The data below needs to be returned exactly, line for line.
[START OF Stored data]
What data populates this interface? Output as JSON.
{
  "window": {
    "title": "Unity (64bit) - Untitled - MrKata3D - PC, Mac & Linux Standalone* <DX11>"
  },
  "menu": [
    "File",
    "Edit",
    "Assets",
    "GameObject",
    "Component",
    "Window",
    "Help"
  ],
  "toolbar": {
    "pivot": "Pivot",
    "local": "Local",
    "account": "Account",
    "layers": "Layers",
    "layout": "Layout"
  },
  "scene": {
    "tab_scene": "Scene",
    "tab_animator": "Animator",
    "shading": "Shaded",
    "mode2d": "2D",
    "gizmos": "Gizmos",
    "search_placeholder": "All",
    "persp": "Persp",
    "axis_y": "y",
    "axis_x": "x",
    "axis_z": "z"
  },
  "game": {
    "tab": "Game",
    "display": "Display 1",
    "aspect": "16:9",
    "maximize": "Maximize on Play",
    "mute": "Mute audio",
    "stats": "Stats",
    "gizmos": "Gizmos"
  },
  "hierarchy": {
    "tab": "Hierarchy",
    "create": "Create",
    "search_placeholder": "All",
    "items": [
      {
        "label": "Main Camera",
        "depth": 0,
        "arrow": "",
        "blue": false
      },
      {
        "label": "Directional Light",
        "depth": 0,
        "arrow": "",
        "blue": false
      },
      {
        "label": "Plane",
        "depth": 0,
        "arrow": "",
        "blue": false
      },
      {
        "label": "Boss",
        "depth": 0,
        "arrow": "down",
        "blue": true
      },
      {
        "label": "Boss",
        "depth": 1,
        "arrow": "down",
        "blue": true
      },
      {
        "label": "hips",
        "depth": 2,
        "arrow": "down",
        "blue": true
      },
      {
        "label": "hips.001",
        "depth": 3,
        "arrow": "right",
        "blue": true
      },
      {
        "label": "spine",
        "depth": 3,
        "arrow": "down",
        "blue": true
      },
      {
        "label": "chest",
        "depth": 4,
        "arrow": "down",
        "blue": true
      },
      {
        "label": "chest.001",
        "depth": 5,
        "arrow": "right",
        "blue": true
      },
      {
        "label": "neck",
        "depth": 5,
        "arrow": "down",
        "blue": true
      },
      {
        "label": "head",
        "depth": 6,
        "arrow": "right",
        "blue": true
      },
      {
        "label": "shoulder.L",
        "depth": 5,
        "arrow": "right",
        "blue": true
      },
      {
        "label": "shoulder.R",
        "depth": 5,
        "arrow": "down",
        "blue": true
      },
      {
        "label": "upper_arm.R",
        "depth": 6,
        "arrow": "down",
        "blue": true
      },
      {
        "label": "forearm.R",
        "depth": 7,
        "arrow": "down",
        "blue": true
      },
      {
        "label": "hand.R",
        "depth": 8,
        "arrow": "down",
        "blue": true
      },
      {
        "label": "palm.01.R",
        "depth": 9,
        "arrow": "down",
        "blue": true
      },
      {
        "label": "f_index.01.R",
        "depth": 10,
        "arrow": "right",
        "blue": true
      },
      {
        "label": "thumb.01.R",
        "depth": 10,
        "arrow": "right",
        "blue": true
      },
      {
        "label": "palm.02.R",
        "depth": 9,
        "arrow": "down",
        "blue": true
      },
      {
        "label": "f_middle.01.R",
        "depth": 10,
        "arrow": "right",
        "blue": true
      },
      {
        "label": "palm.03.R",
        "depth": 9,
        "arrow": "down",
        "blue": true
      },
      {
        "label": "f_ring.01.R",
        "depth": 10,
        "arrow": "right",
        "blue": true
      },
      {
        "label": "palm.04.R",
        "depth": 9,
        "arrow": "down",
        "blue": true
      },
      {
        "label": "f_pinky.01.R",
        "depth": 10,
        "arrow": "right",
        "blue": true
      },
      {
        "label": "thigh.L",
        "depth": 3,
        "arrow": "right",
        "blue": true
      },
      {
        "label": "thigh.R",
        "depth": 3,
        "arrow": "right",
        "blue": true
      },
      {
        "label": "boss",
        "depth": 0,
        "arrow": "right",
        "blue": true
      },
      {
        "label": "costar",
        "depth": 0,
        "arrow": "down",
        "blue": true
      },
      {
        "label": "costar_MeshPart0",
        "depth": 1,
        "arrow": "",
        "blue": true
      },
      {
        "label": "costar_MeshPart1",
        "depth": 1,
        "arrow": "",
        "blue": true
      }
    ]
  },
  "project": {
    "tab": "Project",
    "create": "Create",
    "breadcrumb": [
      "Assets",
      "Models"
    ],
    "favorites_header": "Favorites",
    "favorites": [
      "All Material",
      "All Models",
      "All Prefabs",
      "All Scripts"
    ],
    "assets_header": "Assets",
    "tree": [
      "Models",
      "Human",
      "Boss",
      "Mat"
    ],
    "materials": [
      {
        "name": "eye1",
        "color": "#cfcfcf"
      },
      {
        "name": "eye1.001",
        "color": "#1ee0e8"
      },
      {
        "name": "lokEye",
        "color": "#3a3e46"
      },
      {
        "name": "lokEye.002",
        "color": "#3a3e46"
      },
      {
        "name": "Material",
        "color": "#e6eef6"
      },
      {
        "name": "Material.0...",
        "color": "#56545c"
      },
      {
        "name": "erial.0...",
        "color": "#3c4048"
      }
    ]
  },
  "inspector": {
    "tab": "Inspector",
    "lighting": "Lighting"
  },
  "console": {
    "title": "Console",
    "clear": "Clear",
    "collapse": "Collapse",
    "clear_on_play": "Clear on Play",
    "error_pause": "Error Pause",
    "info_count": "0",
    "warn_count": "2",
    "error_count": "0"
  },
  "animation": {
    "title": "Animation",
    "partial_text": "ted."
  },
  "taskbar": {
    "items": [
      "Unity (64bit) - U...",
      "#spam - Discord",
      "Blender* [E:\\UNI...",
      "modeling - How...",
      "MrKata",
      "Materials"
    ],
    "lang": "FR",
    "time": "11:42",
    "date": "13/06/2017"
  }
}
[END OF Stored data]
→ **Solution**
What data populates this interface? Output as JSON.
{
  "window": {
    "title": "Unity (64bit) - Untitled - MrKata3D - PC, Mac & Linux Standalone* <DX11>"
  },
  "menu": [
    "File",
    "Edit",
    "Assets",
    "GameObject",
    "Component",
    "Window",
    "Help"
  ],
  "toolbar": {
    "pivot": "Pivot",
    "local": "Local",
    "account": "Account",
    "layers": "Layers",
    "layout": "Layout"
  },
  "scene": {
    "tab_scene": "Scene",
    "tab_animator": "Animator",
    "shading": "Shaded",
    "mode2d": "2D",
    "gizmos": "Gizmos",
    "search_placeholder": "All",
    "persp": "Persp",
    "axis_y": "y",
    "axis_x": "x",
    "axis_z": "z"
  },
  "game": {
    "tab": "Game",
    "display": "Display 1",
    "aspect": "16:9",
    "maximize": "Maximize on Play",
    "mute": "Mute audio",
    "stats": "Stats",
    "gizmos": "Gizmos"
  },
  "hierarchy": {
    "tab": "Hierarchy",
    "create": "Create",
    "search_placeholder": "All",
    "items": [
      {
        "label": "Main Camera",
        "depth": 0,
        "arrow": "",
        "blue": false
      },
      {
        "label": "Directional Light",
        "depth": 0,
        "arrow": "",
        "blue": false
      },
      {
        "label": "Plane",
        "depth": 0,
        "arrow": "",
        "blue": false
      },
      {
        "label": "Boss",
        "depth": 0,
        "arrow": "down",
        "blue": true
      },
      {
        "label": "Boss",
        "depth": 1,
        "arrow": "down",
        "blue": true
      },
      {
        "label": "hips",
        "depth": 2,
        "arrow": "down",
        "blue": true
      },
      {
        "label": "hips.001",
        "depth": 3,
        "arrow": "right",
        "blue": true
      },
      {
        "label": "spine",
        "depth": 3,
        "arrow": "down",
        "blue": true
      },
      {
        "label": "chest",
        "depth": 4,
        "arrow": "down",
        "blue": true
      },
      {
        "label": "chest.001",
        "depth": 5,
        "arrow": "right",
        "blue": true
      },
      {
        "label": "neck",
        "depth": 5,
        "arrow": "down",
        "blue": true
      },
      {
        "label": "head",
        "depth": 6,
        "arrow": "right",
        "blue": true
      },
      {
        "label": "shoulder.L",
        "depth": 5,
        "arrow": "right",
        "blue": true
      },
      {
        "label": "shoulder.R",
        "depth": 5,
        "arrow": "down",
        "blue": true
      },
      {
        "label": "upper_arm.R",
        "depth": 6,
        "arrow": "down",
        "blue": true
      },
      {
        "label": "forearm.R",
        "depth": 7,
        "arrow": "down",
        "blue": true
      },
      {
        "label": "hand.R",
        "depth": 8,
        "arrow": "down",
        "blue": true
      },
      {
        "label": "palm.01.R",
        "depth": 9,
        "arrow": "down",
        "blue": true
      },
      {
        "label": "f_index.01.R",
        "depth": 10,
        "arrow": "right",
        "blue": true
      },
      {
        "label": "thumb.01.R",
        "depth": 10,
        "arrow": "right",
        "blue": true
      },
      {
        "label": "palm.02.R",
        "depth": 9,
        "arrow": "down",
        "blue": true
      },
      {
        "label": "f_middle.01.R",
        "depth": 10,
        "arrow": "right",
        "blue": true
      },
      {
        "label": "palm.03.R",
        "depth": 9,
        "arrow": "down",
        "blue": true
      },
      {
        "label": "f_ring.01.R",
        "depth": 10,
        "arrow": "right",
        "blue": true
      },
      {
        "label": "palm.04.R",
        "depth": 9,
        "arrow": "down",
        "blue": true
      },
      {
        "label": "f_pinky.01.R",
        "depth": 10,
        "arrow": "right",
        "blue": true
      },
      {
        "label": "thigh.L",
        "depth": 3,
        "arrow": "right",
        "blue": true
      },
      {
        "label": "thigh.R",
        "depth": 3,
        "arrow": "right",
        "blue": true
      },
      {
        "label": "boss",
        "depth": 0,
        "arrow": "right",
        "blue": true
      },
      {
        "label": "costar",
        "depth": 0,
        "arrow": "down",
        "blue": true
      },
      {
        "label": "costar_MeshPart0",
        "depth": 1,
        "arrow": "",
        "blue": true
      },
      {
        "label": "costar_MeshPart1",
        "depth": 1,
        "arrow": "",
        "blue": true
      }
    ]
  },
  "project": {
    "tab": "Project",
    "create": "Create",
    "breadcrumb": [
      "Assets",
      "Models"
    ],
    "favorites_header": "Favorites",
    "favorites": [
      "All Material",
      "All Models",
      "All Prefabs",
      "All Scripts"
    ],
    "assets_header": "Assets",
    "tree": [
      "Models",
      "Human",
      "Boss",
      "Mat"
    ],
    "materials": [
      {
        "name": "eye1",
        "color": "#cfcfcf"
      },
      {
        "name": "eye1.001",
        "color": "#1ee0e8"
      },
      {
        "name": "lokEye",
        "color": "#3a3e46"
      },
      {
        "name": "lokEye.002",
        "color": "#3a3e46"
      },
      {
        "name": "Material",
        "color": "#e6eef6"
      },
      {
        "name": "Material.0...",
        "color": "#56545c"
      },
      {
        "name": "erial.0...",
        "color": "#3c4048"
      }
    ]
  },
  "inspector": {
    "tab": "Inspector",
    "lighting": "Lighting"
  },
  "console": {
    "title": "Console",
    "clear": "Clear",
    "collapse": "Collapse",
    "clear_on_play": "Clear on Play",
    "error_pause": "Error Pause",
    "info_count": "0",
    "warn_count": "2",
    "error_count": "0"
  },
  "animation": {
    "title": "Animation",
    "partial_text": "ted."
  },
  "taskbar": {
    "items": [
      "Unity (64bit) - U...",
      "#spam - Discord",
      "Blender* [E:\\UNI...",
      "modeling - How...",
      "MrKata",
      "Materials"
    ],
    "lang": "FR",
    "time": "11:42",
    "date": "13/06/2017"
  }
}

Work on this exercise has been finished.